[A block of data]
━━━

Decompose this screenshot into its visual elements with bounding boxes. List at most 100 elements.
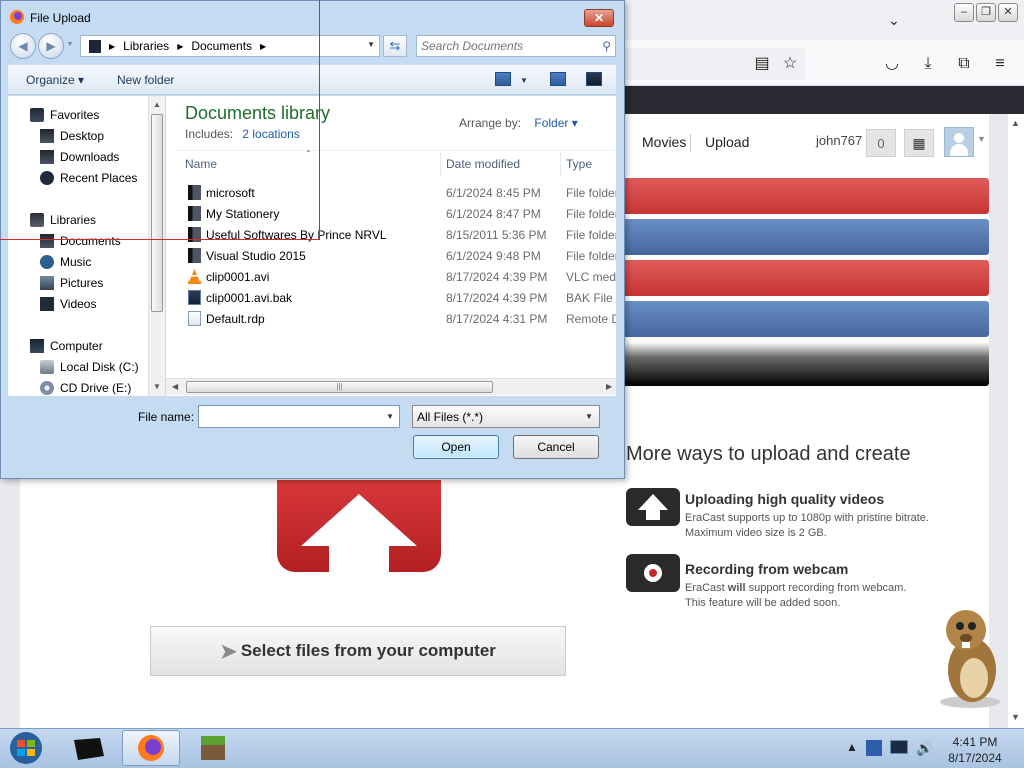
nav-pictures[interactable]: Pictures (40, 276, 103, 290)
scroll-thumb[interactable] (151, 114, 163, 312)
file-row[interactable]: Visual Studio 2015 6/1/2024 9:48 PM File… (176, 245, 616, 266)
back-button[interactable]: ◀ (10, 33, 36, 59)
locations-link[interactable]: 2 locations (242, 127, 299, 141)
nav-movies[interactable]: Movies (642, 134, 686, 150)
page-scrollbar[interactable]: ▲ ▼ (1008, 114, 1024, 728)
select-files-button[interactable]: ➤ Select files from your computer (150, 626, 566, 676)
file-list-hscrollbar[interactable]: ◀ ||| ▶ (166, 378, 616, 395)
nav-recent-places[interactable]: Recent Places (40, 171, 137, 185)
address-bar[interactable]: ▶ Libraries ▶ Documents ▶ ▼ (80, 35, 380, 57)
file-name-field[interactable]: ▼ (198, 405, 400, 428)
arrange-by-dropdown[interactable]: Folder ▾ (534, 116, 577, 130)
nav-favorites[interactable]: Favorites (30, 108, 99, 122)
taskbar-minecraft[interactable] (184, 730, 242, 766)
nav-libraries[interactable]: Libraries (30, 213, 96, 227)
nav-pane-scrollbar[interactable]: ▲ ▼ (148, 96, 165, 396)
nav-upload[interactable]: Upload (705, 134, 749, 150)
new-folder-button[interactable]: New folder (117, 73, 174, 87)
nav-computer[interactable]: Computer (30, 339, 103, 353)
maximize-button[interactable]: ❐ (976, 3, 996, 22)
tray-expand-icon[interactable]: ▲ (846, 740, 858, 754)
volume-icon[interactable]: 🔊 (916, 740, 933, 757)
column-type[interactable]: Type (566, 157, 592, 171)
notification-count[interactable]: 0 (866, 129, 896, 157)
column-name[interactable]: Name (185, 157, 217, 171)
chevron-down-icon[interactable]: ▼ (585, 412, 593, 421)
apps-grid-icon[interactable]: ▦ (904, 129, 934, 157)
pocket-icon[interactable]: ◡ (882, 54, 902, 74)
scroll-thumb[interactable]: ||| (186, 381, 493, 393)
nav-documents[interactable]: Documents (40, 234, 121, 248)
file-row[interactable]: Useful Softwares By Prince NRVL 8/15/201… (176, 224, 616, 245)
download-icon[interactable]: ⤓ (918, 54, 938, 74)
file-row[interactable]: Default.rdp 8/17/2024 4:31 PM Remote Des… (176, 308, 616, 329)
start-button[interactable] (6, 730, 46, 766)
url-bar[interactable] (600, 48, 805, 80)
upload-arrow-icon[interactable] (277, 480, 441, 572)
breadcrumb-documents[interactable]: Documents (191, 39, 252, 53)
recent-pages-icon[interactable]: ▼ (64, 33, 76, 59)
nav-cd-drive[interactable]: CD Drive (E:) (40, 381, 131, 395)
scroll-right-icon[interactable]: ▶ (606, 382, 612, 391)
file-row[interactable]: My Stationery 6/1/2024 8:47 PM File fold… (176, 203, 616, 224)
file-date: 8/17/2024 4:39 PM (446, 291, 548, 305)
file-type: File folder (566, 186, 616, 200)
chevron-down-icon[interactable]: ▼ (367, 40, 375, 49)
file-row[interactable]: clip0001.avi 8/17/2024 4:39 PM VLC media… (176, 266, 616, 287)
taskbar-terminal[interactable] (60, 730, 118, 766)
file-date: 6/1/2024 9:48 PM (446, 249, 541, 263)
column-separator[interactable] (440, 152, 441, 176)
nav-downloads[interactable]: Downloads (40, 150, 119, 164)
scroll-up-icon[interactable]: ▲ (153, 100, 161, 109)
menu-bar-red-1[interactable] (624, 178, 989, 214)
network-icon[interactable] (866, 740, 882, 756)
close-window-button[interactable]: ✕ (998, 3, 1018, 22)
menu-bar-blue-1[interactable] (624, 219, 989, 255)
forward-button[interactable]: ▶ (38, 33, 64, 59)
taskbar-firefox[interactable] (122, 730, 180, 766)
menu-bar-blue-2[interactable] (624, 301, 989, 337)
menu-icon[interactable]: ≡ (990, 54, 1010, 74)
file-row[interactable]: microsoft 6/1/2024 8:45 PM File folder (176, 182, 616, 203)
preview-pane-icon[interactable] (550, 72, 566, 86)
bookmark-star-icon[interactable]: ☆ (780, 54, 800, 74)
column-separator[interactable] (560, 152, 561, 176)
chevron-down-icon[interactable]: ▼ (977, 134, 986, 144)
menu-bar-black[interactable] (624, 342, 989, 386)
nav-videos[interactable]: Videos (40, 297, 96, 311)
documents-icon (40, 234, 54, 248)
view-options-icon[interactable] (495, 72, 511, 86)
chevron-down-icon[interactable]: ▼ (386, 412, 394, 421)
reader-view-icon[interactable]: ▤ (752, 54, 772, 74)
cancel-button[interactable]: Cancel (513, 435, 599, 459)
system-clock[interactable]: 4:41 PM 8/17/2024 (940, 734, 1010, 766)
organize-button[interactable]: Organize ▾ (26, 73, 84, 87)
extensions-icon[interactable]: ⧉ (954, 54, 974, 74)
breadcrumb-libraries[interactable]: Libraries (123, 39, 169, 53)
minimize-button[interactable]: – (954, 3, 974, 22)
chevron-down-icon[interactable]: ▼ (520, 76, 528, 85)
column-date-modified[interactable]: Date modified (446, 157, 520, 171)
search-box[interactable]: ⚲ (416, 35, 616, 57)
open-button[interactable]: Open (413, 435, 499, 459)
dialog-title: File Upload (30, 11, 91, 25)
chevron-down-icon[interactable]: ⌄ (884, 12, 904, 32)
nav-local-disk[interactable]: Local Disk (C:) (40, 360, 139, 374)
scroll-left-icon[interactable]: ◀ (172, 382, 178, 391)
monitor-icon[interactable] (890, 740, 908, 754)
file-name-label: File name: (138, 410, 195, 424)
help-icon[interactable] (586, 72, 602, 86)
file-type-filter[interactable]: All Files (*.*) ▼ (412, 405, 600, 428)
file-row[interactable]: clip0001.avi.bak 8/17/2024 4:39 PM BAK F… (176, 287, 616, 308)
scroll-down-icon[interactable]: ▼ (153, 382, 161, 391)
search-input[interactable] (421, 38, 591, 54)
refresh-button[interactable]: ⇆ (383, 35, 407, 57)
username[interactable]: john767 (816, 133, 862, 148)
menu-bar-red-2[interactable] (624, 260, 989, 296)
nav-desktop[interactable]: Desktop (40, 129, 104, 143)
avatar[interactable] (944, 127, 974, 157)
mascot-image (930, 600, 1010, 710)
file-name-input[interactable] (202, 409, 382, 424)
dialog-close-button[interactable]: ✕ (584, 9, 614, 27)
nav-music[interactable]: Music (40, 255, 91, 269)
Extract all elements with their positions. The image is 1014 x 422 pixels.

━━━

▶ _EXERCISE TASK_: Return the lines from the one with "nav-pictures[interactable]: Pictures (40, 276, 103, 290)" to the one with "nav-recent-places[interactable]: Recent Places", both included, without changing them.

▶ _COMPLETE RESPONSE_:
nav-pictures[interactable]: Pictures (40, 276, 103, 290)
scroll-thumb[interactable] (151, 114, 163, 312)
file-row[interactable]: Visual Studio 2015 6/1/2024 9:48 PM File… (176, 245, 616, 266)
back-button[interactable]: ◀ (10, 33, 36, 59)
locations-link[interactable]: 2 locations (242, 127, 299, 141)
nav-movies[interactable]: Movies (642, 134, 686, 150)
page-scrollbar[interactable]: ▲ ▼ (1008, 114, 1024, 728)
select-files-button[interactable]: ➤ Select files from your computer (150, 626, 566, 676)
file-list-hscrollbar[interactable]: ◀ ||| ▶ (166, 378, 616, 395)
nav-recent-places[interactable]: Recent Places (40, 171, 137, 185)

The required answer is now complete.